→ **Aim**
From the entries below, extract every line that includes the word "name".

==== Task input

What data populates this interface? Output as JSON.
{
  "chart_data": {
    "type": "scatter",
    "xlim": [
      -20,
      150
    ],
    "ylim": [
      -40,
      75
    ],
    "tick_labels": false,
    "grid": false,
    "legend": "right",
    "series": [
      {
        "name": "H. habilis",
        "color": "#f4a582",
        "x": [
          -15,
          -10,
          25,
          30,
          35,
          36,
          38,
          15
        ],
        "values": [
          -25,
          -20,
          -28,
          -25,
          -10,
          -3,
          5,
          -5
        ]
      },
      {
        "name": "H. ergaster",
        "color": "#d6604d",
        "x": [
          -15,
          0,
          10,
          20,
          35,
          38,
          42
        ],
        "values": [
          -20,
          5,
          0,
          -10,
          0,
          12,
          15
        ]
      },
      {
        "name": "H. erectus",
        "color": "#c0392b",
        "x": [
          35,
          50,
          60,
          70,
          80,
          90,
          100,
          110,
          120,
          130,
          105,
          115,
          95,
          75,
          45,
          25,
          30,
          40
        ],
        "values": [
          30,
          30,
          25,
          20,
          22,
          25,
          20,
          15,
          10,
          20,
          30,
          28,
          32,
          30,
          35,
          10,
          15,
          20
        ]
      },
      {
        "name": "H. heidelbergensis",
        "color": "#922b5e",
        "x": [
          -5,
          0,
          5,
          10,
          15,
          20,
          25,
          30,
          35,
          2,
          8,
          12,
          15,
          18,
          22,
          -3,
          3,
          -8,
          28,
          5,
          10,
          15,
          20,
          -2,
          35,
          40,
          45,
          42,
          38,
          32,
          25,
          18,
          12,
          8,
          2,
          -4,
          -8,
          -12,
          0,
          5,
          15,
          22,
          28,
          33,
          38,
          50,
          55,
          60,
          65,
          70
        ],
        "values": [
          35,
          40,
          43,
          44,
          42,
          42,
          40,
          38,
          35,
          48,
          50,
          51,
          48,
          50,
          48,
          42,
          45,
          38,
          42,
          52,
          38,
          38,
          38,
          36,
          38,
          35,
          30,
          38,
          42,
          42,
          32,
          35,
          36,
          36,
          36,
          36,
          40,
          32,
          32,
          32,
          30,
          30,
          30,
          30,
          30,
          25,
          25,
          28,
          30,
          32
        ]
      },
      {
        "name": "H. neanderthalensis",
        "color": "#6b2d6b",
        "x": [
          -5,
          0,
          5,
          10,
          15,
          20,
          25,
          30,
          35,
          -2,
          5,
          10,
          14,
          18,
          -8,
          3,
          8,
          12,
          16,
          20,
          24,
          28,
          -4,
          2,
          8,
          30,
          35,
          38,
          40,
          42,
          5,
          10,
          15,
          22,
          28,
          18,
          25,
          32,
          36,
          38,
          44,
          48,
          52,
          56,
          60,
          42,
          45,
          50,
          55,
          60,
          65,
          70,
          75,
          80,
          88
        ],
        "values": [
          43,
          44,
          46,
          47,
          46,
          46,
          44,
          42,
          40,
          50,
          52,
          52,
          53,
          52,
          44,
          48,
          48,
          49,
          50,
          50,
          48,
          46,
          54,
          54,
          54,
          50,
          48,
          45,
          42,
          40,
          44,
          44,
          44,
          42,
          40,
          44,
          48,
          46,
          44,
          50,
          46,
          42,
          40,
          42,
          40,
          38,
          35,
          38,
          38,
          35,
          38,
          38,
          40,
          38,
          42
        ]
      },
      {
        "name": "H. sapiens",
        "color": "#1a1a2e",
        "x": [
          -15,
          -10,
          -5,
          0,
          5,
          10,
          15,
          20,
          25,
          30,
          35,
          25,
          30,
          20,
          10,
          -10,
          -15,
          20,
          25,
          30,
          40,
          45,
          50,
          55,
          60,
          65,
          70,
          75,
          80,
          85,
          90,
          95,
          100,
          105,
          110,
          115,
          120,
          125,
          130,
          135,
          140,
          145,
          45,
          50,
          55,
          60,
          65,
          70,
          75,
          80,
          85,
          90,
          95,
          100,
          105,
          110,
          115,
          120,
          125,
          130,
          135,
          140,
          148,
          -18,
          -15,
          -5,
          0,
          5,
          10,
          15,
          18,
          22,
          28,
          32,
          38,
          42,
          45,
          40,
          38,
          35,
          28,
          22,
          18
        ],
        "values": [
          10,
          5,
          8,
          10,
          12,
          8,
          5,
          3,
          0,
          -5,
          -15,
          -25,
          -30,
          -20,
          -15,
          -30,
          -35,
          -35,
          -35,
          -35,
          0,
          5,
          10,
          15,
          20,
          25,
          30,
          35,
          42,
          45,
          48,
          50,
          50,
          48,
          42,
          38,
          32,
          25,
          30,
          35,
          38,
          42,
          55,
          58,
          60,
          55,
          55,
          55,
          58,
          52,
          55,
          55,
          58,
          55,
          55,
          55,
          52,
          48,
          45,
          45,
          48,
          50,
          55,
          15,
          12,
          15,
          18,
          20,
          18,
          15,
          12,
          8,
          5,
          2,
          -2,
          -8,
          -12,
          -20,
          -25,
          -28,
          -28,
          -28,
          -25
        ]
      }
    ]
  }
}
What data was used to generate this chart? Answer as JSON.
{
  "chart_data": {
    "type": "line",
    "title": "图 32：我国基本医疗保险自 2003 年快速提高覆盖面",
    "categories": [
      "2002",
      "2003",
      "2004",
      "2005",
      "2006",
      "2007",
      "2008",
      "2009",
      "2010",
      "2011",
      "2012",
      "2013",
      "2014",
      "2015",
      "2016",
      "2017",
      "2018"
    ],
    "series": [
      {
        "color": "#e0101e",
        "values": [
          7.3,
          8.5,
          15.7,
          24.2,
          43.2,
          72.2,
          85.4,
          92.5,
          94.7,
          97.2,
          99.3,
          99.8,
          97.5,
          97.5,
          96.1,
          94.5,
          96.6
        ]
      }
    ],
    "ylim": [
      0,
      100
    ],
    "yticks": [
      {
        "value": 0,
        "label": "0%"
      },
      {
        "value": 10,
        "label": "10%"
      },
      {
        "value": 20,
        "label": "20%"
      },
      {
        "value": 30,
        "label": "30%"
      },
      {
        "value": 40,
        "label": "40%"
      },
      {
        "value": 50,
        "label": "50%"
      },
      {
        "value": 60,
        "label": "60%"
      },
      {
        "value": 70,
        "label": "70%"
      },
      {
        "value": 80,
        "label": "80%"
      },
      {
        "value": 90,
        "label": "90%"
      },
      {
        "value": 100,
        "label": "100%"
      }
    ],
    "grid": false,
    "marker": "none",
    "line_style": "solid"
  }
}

========

→ **The solution**
        "name": "H. habilis",
        "name": "H. ergaster",
        "name": "H. erectus",
        "name": "H. heidelbergensis",
        "name": "H. neanderthalensis",
        "name": "H. sapiens",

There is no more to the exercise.